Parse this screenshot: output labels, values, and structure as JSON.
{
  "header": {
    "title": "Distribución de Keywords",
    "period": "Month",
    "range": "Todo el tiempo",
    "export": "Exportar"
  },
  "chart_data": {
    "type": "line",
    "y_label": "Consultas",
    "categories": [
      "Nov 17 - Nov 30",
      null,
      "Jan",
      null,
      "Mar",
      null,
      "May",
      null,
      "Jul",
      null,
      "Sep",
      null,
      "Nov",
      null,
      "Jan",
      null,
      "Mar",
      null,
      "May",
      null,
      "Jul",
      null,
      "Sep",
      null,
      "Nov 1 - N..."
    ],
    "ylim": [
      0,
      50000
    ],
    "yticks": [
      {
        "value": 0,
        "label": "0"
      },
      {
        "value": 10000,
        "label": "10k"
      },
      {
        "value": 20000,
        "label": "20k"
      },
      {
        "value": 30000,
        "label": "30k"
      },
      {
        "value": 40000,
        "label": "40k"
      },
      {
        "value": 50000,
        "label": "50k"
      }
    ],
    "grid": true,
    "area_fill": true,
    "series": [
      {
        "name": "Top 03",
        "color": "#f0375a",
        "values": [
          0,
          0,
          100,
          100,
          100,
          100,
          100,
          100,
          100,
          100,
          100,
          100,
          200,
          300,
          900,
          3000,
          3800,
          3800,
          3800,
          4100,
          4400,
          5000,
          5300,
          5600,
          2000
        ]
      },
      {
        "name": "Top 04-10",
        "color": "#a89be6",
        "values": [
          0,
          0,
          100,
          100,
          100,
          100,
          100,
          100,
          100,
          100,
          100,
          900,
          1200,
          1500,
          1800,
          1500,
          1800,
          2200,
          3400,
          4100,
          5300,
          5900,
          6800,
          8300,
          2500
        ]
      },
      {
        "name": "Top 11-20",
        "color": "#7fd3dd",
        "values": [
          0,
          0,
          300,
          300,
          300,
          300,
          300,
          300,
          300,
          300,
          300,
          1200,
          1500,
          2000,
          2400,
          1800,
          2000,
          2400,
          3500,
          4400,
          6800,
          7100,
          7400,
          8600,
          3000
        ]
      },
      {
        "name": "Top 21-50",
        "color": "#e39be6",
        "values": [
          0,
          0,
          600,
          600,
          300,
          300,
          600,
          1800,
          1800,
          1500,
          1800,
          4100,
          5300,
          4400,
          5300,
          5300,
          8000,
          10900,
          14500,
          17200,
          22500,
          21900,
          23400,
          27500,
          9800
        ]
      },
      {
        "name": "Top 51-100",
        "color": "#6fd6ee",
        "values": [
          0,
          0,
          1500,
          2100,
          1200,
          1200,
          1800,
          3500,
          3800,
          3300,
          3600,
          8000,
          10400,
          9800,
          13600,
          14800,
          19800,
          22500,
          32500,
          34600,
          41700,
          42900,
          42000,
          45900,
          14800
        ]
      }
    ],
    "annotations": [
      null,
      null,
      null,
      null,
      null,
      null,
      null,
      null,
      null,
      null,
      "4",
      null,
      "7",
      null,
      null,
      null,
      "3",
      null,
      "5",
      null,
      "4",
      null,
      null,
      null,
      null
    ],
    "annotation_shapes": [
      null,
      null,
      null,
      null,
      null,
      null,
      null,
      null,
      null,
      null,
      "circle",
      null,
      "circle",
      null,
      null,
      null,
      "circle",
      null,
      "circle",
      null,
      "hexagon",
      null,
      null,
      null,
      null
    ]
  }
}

★ ★ ★ ★ ★

*DIRECTIONS*.
Every line of the data above should be copied exactly.

*TASK RESULT*.
Parse this screenshot: output labels, values, and structure as JSON.
{
  "header": {
    "title": "Distribución de Keywords",
    "period": "Month",
    "range": "Todo el tiempo",
    "export": "Exportar"
  },
  "chart_data": {
    "type": "line",
    "y_label": "Consultas",
    "categories": [
      "Nov 17 - Nov 30",
      null,
      "Jan",
      null,
      "Mar",
      null,
      "May",
      null,
      "Jul",
      null,
      "Sep",
      null,
      "Nov",
      null,
      "Jan",
      null,
      "Mar",
      null,
      "May",
      null,
      "Jul",
      null,
      "Sep",
      null,
      "Nov 1 - N..."
    ],
    "ylim": [
      0,
      50000
    ],
    "yticks": [
      {
        "value": 0,
        "label": "0"
      },
      {
        "value": 10000,
        "label": "10k"
      },
      {
        "value": 20000,
        "label": "20k"
      },
      {
        "value": 30000,
        "label": "30k"
      },
      {
        "value": 40000,
        "label": "40k"
      },
      {
        "value": 50000,
        "label": "50k"
      }
    ],
    "grid": true,
    "area_fill": true,
    "series": [
      {
        "name": "Top 03",
        "color": "#f0375a",
        "values": [
          0,
          0,
          100,
          100,
          100,
          100,
          100,
          100,
          100,
          100,
          100,
          100,
          200,
          300,
          900,
          3000,
          3800,
          3800,
          3800,
          4100,
          4400,
          5000,
          5300,
          5600,
          2000
        ]
      },
      {
        "name": "Top 04-10",
        "color": "#a89be6",
        "values": [
          0,
          0,
          100,
          100,
          100,
          100,
          100,
          100,
          100,
          100,
          100,
          900,
          1200,
          1500,
          1800,
          1500,
          1800,
          2200,
          3400,
          4100,
          5300,
          5900,
          6800,
          8300,
          2500
        ]
      },
      {
        "name": "Top 11-20",
        "color": "#7fd3dd",
        "values": [
          0,
          0,
          300,
          300,
          300,
          300,
          300,
          300,
          300,
          300,
          300,
          1200,
          1500,
          2000,
          2400,
          1800,
          2000,
          2400,
          3500,
          4400,
          6800,
          7100,
          7400,
          8600,
          3000
        ]
      },
      {
        "name": "Top 21-50",
        "color": "#e39be6",
        "values": [
          0,
          0,
          600,
          600,
          300,
          300,
          600,
          1800,
          1800,
          1500,
          1800,
          4100,
          5300,
          4400,
          5300,
          5300,
          8000,
          10900,
          14500,
          17200,
          22500,
          21900,
          23400,
          27500,
          9800
        ]
      },
      {
        "name": "Top 51-100",
        "color": "#6fd6ee",
        "values": [
          0,
          0,
          1500,
          2100,
          1200,
          1200,
          1800,
          3500,
          3800,
          3300,
          3600,
          8000,
          10400,
          9800,
          13600,
          14800,
          19800,
          22500,
          32500,
          34600,
          41700,
          42900,
          42000,
          45900,
          14800
        ]
      }
    ],
    "annotations": [
      null,
      null,
      null,
      null,
      null,
      null,
      null,
      null,
      null,
      null,
      "4",
      null,
      "7",
      null,
      null,
      null,
      "3",
      null,
      "5",
      null,
      "4",
      null,
      null,
      null,
      null
    ],
    "annotation_shapes": [
      null,
      null,
      null,
      null,
      null,
      null,
      null,
      null,
      null,
      null,
      "circle",
      null,
      "circle",
      null,
      null,
      null,
      "circle",
      null,
      "circle",
      null,
      "hexagon",
      null,
      null,
      null,
      null
    ]
  }
}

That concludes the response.